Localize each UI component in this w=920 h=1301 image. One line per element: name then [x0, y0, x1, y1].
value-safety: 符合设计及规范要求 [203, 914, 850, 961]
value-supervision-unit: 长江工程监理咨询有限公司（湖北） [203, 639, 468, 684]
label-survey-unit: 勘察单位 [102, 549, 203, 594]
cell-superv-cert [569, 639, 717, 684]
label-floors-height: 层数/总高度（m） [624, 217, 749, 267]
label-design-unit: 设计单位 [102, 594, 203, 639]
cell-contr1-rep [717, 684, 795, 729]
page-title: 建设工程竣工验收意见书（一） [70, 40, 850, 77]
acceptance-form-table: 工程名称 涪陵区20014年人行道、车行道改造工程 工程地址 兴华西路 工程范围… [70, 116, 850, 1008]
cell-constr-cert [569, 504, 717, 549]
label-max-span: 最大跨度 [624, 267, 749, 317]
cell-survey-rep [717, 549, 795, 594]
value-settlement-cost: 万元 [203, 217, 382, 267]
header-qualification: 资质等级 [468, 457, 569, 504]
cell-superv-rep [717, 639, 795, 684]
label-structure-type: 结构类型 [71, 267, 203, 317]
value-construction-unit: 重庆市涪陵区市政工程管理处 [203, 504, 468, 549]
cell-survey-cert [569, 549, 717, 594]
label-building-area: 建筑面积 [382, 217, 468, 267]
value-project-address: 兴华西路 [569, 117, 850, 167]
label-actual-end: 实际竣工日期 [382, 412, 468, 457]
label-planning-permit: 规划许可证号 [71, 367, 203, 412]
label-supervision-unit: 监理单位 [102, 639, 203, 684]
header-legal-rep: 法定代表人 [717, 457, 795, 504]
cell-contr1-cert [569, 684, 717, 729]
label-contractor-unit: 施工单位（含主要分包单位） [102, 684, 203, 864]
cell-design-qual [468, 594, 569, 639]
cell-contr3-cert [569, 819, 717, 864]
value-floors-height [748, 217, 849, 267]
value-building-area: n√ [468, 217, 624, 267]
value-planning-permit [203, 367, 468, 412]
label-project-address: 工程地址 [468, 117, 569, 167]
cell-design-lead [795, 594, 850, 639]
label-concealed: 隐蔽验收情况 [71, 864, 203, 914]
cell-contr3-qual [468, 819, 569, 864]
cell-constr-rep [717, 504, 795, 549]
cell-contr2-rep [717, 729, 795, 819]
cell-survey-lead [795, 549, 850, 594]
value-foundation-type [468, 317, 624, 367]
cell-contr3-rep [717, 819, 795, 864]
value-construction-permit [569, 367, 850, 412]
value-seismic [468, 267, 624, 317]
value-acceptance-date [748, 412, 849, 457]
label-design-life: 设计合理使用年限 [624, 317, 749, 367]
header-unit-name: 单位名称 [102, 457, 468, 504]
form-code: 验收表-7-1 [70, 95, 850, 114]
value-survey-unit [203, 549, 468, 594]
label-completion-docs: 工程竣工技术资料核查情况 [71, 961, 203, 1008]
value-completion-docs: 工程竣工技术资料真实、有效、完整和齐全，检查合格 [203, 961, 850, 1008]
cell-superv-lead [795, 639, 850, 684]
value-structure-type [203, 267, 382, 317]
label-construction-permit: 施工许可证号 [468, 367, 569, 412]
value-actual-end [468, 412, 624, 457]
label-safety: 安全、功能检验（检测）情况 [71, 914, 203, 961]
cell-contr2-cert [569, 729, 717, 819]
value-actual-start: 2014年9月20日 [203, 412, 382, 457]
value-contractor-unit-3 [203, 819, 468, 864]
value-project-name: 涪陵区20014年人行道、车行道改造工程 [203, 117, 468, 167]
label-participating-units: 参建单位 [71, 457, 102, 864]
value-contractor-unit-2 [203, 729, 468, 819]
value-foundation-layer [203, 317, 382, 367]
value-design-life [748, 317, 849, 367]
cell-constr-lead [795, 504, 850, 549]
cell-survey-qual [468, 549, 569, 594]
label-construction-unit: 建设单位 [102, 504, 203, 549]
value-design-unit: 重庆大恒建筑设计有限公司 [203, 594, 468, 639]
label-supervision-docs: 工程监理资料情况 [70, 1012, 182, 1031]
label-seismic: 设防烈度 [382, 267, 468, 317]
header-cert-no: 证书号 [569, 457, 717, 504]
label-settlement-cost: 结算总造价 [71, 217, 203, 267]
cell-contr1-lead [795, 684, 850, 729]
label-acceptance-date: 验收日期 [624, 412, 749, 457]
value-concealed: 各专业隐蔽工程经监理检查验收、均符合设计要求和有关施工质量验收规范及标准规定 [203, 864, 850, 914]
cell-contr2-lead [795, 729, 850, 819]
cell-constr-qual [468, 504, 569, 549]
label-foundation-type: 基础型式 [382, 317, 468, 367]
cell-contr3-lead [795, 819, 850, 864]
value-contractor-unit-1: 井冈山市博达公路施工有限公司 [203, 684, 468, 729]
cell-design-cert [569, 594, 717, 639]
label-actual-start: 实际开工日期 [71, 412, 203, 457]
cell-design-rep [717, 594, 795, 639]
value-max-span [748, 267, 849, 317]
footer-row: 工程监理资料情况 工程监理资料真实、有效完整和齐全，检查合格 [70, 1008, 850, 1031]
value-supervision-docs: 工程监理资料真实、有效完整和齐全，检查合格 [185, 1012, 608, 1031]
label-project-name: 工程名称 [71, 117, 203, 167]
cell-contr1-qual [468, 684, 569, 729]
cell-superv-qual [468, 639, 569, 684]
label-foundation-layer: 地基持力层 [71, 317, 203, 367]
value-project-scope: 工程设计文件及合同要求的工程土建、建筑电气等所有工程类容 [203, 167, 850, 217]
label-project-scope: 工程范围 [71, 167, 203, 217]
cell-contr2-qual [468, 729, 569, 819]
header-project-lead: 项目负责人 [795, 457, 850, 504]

## WHAT YOU ARE ASKED TO DO
Copy out all of the lines above word for word.

## TASK ANSWER
Localize each UI component in this w=920 h=1301 image. One line per element: name then [x0, y0, x1, y1].
value-safety: 符合设计及规范要求 [203, 914, 850, 961]
value-supervision-unit: 长江工程监理咨询有限公司（湖北） [203, 639, 468, 684]
label-survey-unit: 勘察单位 [102, 549, 203, 594]
cell-superv-cert [569, 639, 717, 684]
label-floors-height: 层数/总高度（m） [624, 217, 749, 267]
label-design-unit: 设计单位 [102, 594, 203, 639]
cell-contr1-rep [717, 684, 795, 729]
page-title: 建设工程竣工验收意见书（一） [70, 40, 850, 77]
acceptance-form-table: 工程名称 涪陵区20014年人行道、车行道改造工程 工程地址 兴华西路 工程范围… [70, 116, 850, 1008]
cell-constr-cert [569, 504, 717, 549]
label-max-span: 最大跨度 [624, 267, 749, 317]
cell-survey-rep [717, 549, 795, 594]
value-settlement-cost: 万元 [203, 217, 382, 267]
header-qualification: 资质等级 [468, 457, 569, 504]
cell-superv-rep [717, 639, 795, 684]
label-structure-type: 结构类型 [71, 267, 203, 317]
value-construction-unit: 重庆市涪陵区市政工程管理处 [203, 504, 468, 549]
cell-survey-cert [569, 549, 717, 594]
label-building-area: 建筑面积 [382, 217, 468, 267]
value-project-address: 兴华西路 [569, 117, 850, 167]
label-actual-end: 实际竣工日期 [382, 412, 468, 457]
label-planning-permit: 规划许可证号 [71, 367, 203, 412]
label-supervision-unit: 监理单位 [102, 639, 203, 684]
header-legal-rep: 法定代表人 [717, 457, 795, 504]
cell-contr1-cert [569, 684, 717, 729]
label-contractor-unit: 施工单位（含主要分包单位） [102, 684, 203, 864]
cell-design-qual [468, 594, 569, 639]
cell-contr3-cert [569, 819, 717, 864]
value-floors-height [748, 217, 849, 267]
value-building-area: n√ [468, 217, 624, 267]
value-planning-permit [203, 367, 468, 412]
label-project-address: 工程地址 [468, 117, 569, 167]
cell-design-lead [795, 594, 850, 639]
label-concealed: 隐蔽验收情况 [71, 864, 203, 914]
cell-contr3-qual [468, 819, 569, 864]
cell-constr-rep [717, 504, 795, 549]
cell-contr2-rep [717, 729, 795, 819]
cell-survey-lead [795, 549, 850, 594]
value-foundation-type [468, 317, 624, 367]
cell-contr3-rep [717, 819, 795, 864]
value-construction-permit [569, 367, 850, 412]
value-seismic [468, 267, 624, 317]
value-acceptance-date [748, 412, 849, 457]
label-design-life: 设计合理使用年限 [624, 317, 749, 367]
header-unit-name: 单位名称 [102, 457, 468, 504]
form-code: 验收表-7-1 [70, 95, 850, 114]
value-survey-unit [203, 549, 468, 594]
label-completion-docs: 工程竣工技术资料核查情况 [71, 961, 203, 1008]
value-completion-docs: 工程竣工技术资料真实、有效、完整和齐全，检查合格 [203, 961, 850, 1008]
cell-superv-lead [795, 639, 850, 684]
value-structure-type [203, 267, 382, 317]
label-construction-permit: 施工许可证号 [468, 367, 569, 412]
value-actual-end [468, 412, 624, 457]
label-safety: 安全、功能检验（检测）情况 [71, 914, 203, 961]
cell-contr2-cert [569, 729, 717, 819]
value-actual-start: 2014年9月20日 [203, 412, 382, 457]
value-contractor-unit-3 [203, 819, 468, 864]
value-project-name: 涪陵区20014年人行道、车行道改造工程 [203, 117, 468, 167]
label-participating-units: 参建单位 [71, 457, 102, 864]
value-contractor-unit-2 [203, 729, 468, 819]
value-foundation-layer [203, 317, 382, 367]
value-design-life [748, 317, 849, 367]
cell-constr-lead [795, 504, 850, 549]
cell-survey-qual [468, 549, 569, 594]
label-construction-unit: 建设单位 [102, 504, 203, 549]
value-design-unit: 重庆大恒建筑设计有限公司 [203, 594, 468, 639]
label-supervision-docs: 工程监理资料情况 [70, 1012, 182, 1031]
label-seismic: 设防烈度 [382, 267, 468, 317]
header-cert-no: 证书号 [569, 457, 717, 504]
label-settlement-cost: 结算总造价 [71, 217, 203, 267]
cell-contr1-lead [795, 684, 850, 729]
label-acceptance-date: 验收日期 [624, 412, 749, 457]
value-concealed: 各专业隐蔽工程经监理检查验收、均符合设计要求和有关施工质量验收规范及标准规定 [203, 864, 850, 914]
cell-contr2-lead [795, 729, 850, 819]
cell-constr-qual [468, 504, 569, 549]
label-foundation-type: 基础型式 [382, 317, 468, 367]
cell-contr3-lead [795, 819, 850, 864]
value-contractor-unit-1: 井冈山市博达公路施工有限公司 [203, 684, 468, 729]
cell-design-cert [569, 594, 717, 639]
label-actual-start: 实际开工日期 [71, 412, 203, 457]
cell-design-rep [717, 594, 795, 639]
value-max-span [748, 267, 849, 317]
footer-row: 工程监理资料情况 工程监理资料真实、有效完整和齐全，检查合格 [70, 1008, 850, 1031]
value-supervision-docs: 工程监理资料真实、有效完整和齐全，检查合格 [185, 1012, 608, 1031]
label-project-name: 工程名称 [71, 117, 203, 167]
cell-contr1-qual [468, 684, 569, 729]
cell-superv-qual [468, 639, 569, 684]
label-foundation-layer: 地基持力层 [71, 317, 203, 367]
value-project-scope: 工程设计文件及合同要求的工程土建、建筑电气等所有工程类容 [203, 167, 850, 217]
label-project-scope: 工程范围 [71, 167, 203, 217]
cell-contr2-qual [468, 729, 569, 819]
header-project-lead: 项目负责人 [795, 457, 850, 504]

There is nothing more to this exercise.